[Working data Boundary: Start]

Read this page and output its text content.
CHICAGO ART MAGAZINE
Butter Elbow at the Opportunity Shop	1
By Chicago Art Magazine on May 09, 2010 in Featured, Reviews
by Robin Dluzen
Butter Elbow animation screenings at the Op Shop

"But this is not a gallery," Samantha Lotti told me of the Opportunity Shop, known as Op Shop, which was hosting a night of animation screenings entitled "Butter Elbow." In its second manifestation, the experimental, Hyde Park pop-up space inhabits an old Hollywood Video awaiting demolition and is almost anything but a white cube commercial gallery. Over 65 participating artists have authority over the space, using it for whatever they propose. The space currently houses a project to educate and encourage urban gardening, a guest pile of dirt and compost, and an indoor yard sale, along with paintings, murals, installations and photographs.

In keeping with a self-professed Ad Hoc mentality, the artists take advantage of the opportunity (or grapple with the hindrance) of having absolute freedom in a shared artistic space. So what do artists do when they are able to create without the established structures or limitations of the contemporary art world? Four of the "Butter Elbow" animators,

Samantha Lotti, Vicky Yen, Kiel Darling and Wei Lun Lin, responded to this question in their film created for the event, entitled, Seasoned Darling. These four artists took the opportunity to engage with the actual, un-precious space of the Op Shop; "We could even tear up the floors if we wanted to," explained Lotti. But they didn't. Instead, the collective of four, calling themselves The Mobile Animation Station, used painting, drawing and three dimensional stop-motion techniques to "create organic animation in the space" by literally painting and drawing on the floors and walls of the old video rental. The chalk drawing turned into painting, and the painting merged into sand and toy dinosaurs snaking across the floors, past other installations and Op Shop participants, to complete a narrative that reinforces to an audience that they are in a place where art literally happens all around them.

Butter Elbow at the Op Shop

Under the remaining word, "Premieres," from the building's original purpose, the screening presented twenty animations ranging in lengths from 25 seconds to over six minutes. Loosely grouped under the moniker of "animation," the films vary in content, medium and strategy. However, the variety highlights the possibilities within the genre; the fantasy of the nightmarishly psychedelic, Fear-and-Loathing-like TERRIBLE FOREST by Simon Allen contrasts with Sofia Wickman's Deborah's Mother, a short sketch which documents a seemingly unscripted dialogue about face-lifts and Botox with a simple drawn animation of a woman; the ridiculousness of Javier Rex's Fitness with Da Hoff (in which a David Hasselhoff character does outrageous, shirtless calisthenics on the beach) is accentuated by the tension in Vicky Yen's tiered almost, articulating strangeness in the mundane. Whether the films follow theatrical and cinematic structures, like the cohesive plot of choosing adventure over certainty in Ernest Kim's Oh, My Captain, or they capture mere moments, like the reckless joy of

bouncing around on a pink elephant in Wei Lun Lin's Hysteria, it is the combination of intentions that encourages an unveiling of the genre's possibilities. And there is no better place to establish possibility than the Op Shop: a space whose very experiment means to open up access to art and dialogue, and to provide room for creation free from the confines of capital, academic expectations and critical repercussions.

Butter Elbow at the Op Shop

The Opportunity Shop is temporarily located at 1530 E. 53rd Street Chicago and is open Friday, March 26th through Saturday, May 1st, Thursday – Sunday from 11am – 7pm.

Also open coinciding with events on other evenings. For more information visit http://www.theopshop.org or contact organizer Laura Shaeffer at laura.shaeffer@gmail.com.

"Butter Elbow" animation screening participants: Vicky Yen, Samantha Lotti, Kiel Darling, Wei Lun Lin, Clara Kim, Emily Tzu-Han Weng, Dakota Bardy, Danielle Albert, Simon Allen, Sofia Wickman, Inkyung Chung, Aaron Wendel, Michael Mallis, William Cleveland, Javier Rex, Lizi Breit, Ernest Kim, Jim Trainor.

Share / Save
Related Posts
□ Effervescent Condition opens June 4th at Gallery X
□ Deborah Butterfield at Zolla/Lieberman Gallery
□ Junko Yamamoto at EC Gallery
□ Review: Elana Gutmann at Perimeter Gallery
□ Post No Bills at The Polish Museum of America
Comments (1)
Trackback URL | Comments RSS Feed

[Working data Boundary: End]

Exercise: Output every line above without altering anything.

Answer section:
Read this page and output its text content.
CHICAGO ART MAGAZINE
Butter Elbow at the Opportunity Shop	1
By Chicago Art Magazine on May 09, 2010 in Featured, Reviews
by Robin Dluzen
Butter Elbow animation screenings at the Op Shop

"But this is not a gallery," Samantha Lotti told me of the Opportunity Shop, known as Op Shop, which was hosting a night of animation screenings entitled "Butter Elbow." In its second manifestation, the experimental, Hyde Park pop-up space inhabits an old Hollywood Video awaiting demolition and is almost anything but a white cube commercial gallery. Over 65 participating artists have authority over the space, using it for whatever they propose. The space currently houses a project to educate and encourage urban gardening, a guest pile of dirt and compost, and an indoor yard sale, along with paintings, murals, installations and photographs.

In keeping with a self-professed Ad Hoc mentality, the artists take advantage of the opportunity (or grapple with the hindrance) of having absolute freedom in a shared artistic space. So what do artists do when they are able to create without the established structures or limitations of the contemporary art world? Four of the "Butter Elbow" animators,

Samantha Lotti, Vicky Yen, Kiel Darling and Wei Lun Lin, responded to this question in their film created for the event, entitled, Seasoned Darling. These four artists took the opportunity to engage with the actual, un-precious space of the Op Shop; "We could even tear up the floors if we wanted to," explained Lotti. But they didn't. Instead, the collective of four, calling themselves The Mobile Animation Station, used painting, drawing and three dimensional stop-motion techniques to "create organic animation in the space" by literally painting and drawing on the floors and walls of the old video rental. The chalk drawing turned into painting, and the painting merged into sand and toy dinosaurs snaking across the floors, past other installations and Op Shop participants, to complete a narrative that reinforces to an audience that they are in a place where art literally happens all around them.

Butter Elbow at the Op Shop

Under the remaining word, "Premieres," from the building's original purpose, the screening presented twenty animations ranging in lengths from 25 seconds to over six minutes. Loosely grouped under the moniker of "animation," the films vary in content, medium and strategy. However, the variety highlights the possibilities within the genre; the fantasy of the nightmarishly psychedelic, Fear-and-Loathing-like TERRIBLE FOREST by Simon Allen contrasts with Sofia Wickman's Deborah's Mother, a short sketch which documents a seemingly unscripted dialogue about face-lifts and Botox with a simple drawn animation of a woman; the ridiculousness of Javier Rex's Fitness with Da Hoff (in which a David Hasselhoff character does outrageous, shirtless calisthenics on the beach) is accentuated by the tension in Vicky Yen's tiered almost, articulating strangeness in the mundane. Whether the films follow theatrical and cinematic structures, like the cohesive plot of choosing adventure over certainty in Ernest Kim's Oh, My Captain, or they capture mere moments, like the reckless joy of

bouncing around on a pink elephant in Wei Lun Lin's Hysteria, it is the combination of intentions that encourages an unveiling of the genre's possibilities. And there is no better place to establish possibility than the Op Shop: a space whose very experiment means to open up access to art and dialogue, and to provide room for creation free from the confines of capital, academic expectations and critical repercussions.

Butter Elbow at the Op Shop

The Opportunity Shop is temporarily located at 1530 E. 53rd Street Chicago and is open Friday, March 26th through Saturday, May 1st, Thursday – Sunday from 11am – 7pm.

Also open coinciding with events on other evenings. For more information visit http://www.theopshop.org or contact organizer Laura Shaeffer at laura.shaeffer@gmail.com.

"Butter Elbow" animation screening participants: Vicky Yen, Samantha Lotti, Kiel Darling, Wei Lun Lin, Clara Kim, Emily Tzu-Han Weng, Dakota Bardy, Danielle Albert, Simon Allen, Sofia Wickman, Inkyung Chung, Aaron Wendel, Michael Mallis, William Cleveland, Javier Rex, Lizi Breit, Ernest Kim, Jim Trainor.

Share / Save
Related Posts
□ Effervescent Condition opens June 4th at Gallery X
□ Deborah Butterfield at Zolla/Lieberman Gallery
□ Junko Yamamoto at EC Gallery
□ Review: Elana Gutmann at Perimeter Gallery
□ Post No Bills at The Polish Museum of America
Comments (1)
Trackback URL | Comments RSS Feed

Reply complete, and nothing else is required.